- **SUPPLIED INFORMATION**
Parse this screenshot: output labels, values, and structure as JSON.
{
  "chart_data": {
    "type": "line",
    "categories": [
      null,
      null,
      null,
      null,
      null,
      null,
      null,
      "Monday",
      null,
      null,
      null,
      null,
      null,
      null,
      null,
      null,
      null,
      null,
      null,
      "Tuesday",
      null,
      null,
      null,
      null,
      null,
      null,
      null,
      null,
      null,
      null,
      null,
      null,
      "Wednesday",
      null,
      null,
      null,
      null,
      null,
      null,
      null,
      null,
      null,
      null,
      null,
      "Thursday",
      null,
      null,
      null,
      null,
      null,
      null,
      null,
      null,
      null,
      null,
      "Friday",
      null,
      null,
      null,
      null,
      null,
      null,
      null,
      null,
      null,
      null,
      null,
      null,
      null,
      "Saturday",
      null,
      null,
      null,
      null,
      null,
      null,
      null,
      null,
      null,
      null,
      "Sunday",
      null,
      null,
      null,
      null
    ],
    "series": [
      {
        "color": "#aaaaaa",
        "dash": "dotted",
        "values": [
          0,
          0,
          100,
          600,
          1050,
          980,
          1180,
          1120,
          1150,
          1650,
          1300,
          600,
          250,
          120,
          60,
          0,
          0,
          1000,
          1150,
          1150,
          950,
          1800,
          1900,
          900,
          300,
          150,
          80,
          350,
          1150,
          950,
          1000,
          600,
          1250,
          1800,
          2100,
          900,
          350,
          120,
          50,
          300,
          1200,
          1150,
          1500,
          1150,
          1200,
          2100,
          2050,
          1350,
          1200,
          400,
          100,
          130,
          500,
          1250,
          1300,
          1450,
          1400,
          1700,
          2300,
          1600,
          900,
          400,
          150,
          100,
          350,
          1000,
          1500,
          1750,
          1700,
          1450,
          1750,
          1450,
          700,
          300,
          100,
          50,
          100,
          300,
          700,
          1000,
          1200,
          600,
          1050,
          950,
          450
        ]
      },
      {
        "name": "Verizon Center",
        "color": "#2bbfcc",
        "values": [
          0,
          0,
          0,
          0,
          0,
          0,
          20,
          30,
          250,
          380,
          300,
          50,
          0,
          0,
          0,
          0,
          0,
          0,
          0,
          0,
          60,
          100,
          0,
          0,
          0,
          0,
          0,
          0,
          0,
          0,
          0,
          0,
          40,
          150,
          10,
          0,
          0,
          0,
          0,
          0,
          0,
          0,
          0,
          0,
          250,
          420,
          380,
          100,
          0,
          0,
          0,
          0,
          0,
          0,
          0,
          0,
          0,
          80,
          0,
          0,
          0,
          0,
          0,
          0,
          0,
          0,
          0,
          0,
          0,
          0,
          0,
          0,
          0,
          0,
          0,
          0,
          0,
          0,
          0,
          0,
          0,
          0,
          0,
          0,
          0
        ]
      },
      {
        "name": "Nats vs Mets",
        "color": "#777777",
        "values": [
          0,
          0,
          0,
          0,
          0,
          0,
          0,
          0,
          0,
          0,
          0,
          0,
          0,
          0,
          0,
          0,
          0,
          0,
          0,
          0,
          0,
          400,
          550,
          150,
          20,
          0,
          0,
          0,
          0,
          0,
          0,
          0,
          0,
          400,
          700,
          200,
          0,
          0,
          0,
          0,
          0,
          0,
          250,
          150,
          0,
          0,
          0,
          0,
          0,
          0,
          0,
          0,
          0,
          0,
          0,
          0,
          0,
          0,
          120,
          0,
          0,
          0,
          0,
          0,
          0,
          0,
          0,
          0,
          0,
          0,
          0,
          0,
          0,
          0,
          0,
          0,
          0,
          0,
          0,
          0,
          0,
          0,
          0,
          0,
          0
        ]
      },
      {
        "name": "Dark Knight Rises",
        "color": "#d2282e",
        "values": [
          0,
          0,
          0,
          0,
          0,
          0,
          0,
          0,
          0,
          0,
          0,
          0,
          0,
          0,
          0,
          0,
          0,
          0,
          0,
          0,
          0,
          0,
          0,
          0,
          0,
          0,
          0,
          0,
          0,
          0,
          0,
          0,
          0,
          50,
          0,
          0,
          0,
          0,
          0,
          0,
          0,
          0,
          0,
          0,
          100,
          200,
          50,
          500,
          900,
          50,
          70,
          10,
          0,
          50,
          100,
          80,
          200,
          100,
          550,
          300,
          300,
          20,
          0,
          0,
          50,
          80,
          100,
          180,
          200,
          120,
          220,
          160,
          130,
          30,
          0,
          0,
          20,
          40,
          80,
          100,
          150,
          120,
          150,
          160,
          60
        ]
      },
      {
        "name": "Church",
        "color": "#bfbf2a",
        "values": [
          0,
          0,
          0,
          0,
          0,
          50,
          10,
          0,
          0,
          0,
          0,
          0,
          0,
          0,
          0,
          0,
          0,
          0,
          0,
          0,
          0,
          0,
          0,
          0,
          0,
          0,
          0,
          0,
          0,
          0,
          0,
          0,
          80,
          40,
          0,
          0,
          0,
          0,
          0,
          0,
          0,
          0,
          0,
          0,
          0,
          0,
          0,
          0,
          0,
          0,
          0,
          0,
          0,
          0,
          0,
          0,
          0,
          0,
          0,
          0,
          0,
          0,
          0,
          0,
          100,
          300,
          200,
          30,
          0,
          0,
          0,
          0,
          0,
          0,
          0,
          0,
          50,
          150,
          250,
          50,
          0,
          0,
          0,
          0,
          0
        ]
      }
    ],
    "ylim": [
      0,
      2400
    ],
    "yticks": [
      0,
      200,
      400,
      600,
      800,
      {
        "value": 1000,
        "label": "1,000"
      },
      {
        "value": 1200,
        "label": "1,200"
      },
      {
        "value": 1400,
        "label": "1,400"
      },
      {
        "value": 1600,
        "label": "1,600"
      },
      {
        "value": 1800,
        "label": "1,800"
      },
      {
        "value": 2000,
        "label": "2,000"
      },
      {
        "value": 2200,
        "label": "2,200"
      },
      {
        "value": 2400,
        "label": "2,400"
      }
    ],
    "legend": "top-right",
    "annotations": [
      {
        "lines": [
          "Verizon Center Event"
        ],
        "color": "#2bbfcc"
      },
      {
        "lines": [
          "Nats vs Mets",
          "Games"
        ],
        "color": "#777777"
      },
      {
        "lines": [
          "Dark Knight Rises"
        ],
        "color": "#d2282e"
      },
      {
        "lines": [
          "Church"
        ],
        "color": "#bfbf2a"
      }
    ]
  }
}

- **THE PROBLEM**
Search the lines for the string "color" and copy every line that has it.

- **OUTPUT BELOW**
        "color": "#aaaaaa",
        "color": "#2bbfcc",
        "color": "#777777",
        "color": "#d2282e",
        "color": "#bfbf2a",
        "color": "#2bbfcc"
        "color": "#777777"
        "color": "#d2282e"
        "color": "#bfbf2a"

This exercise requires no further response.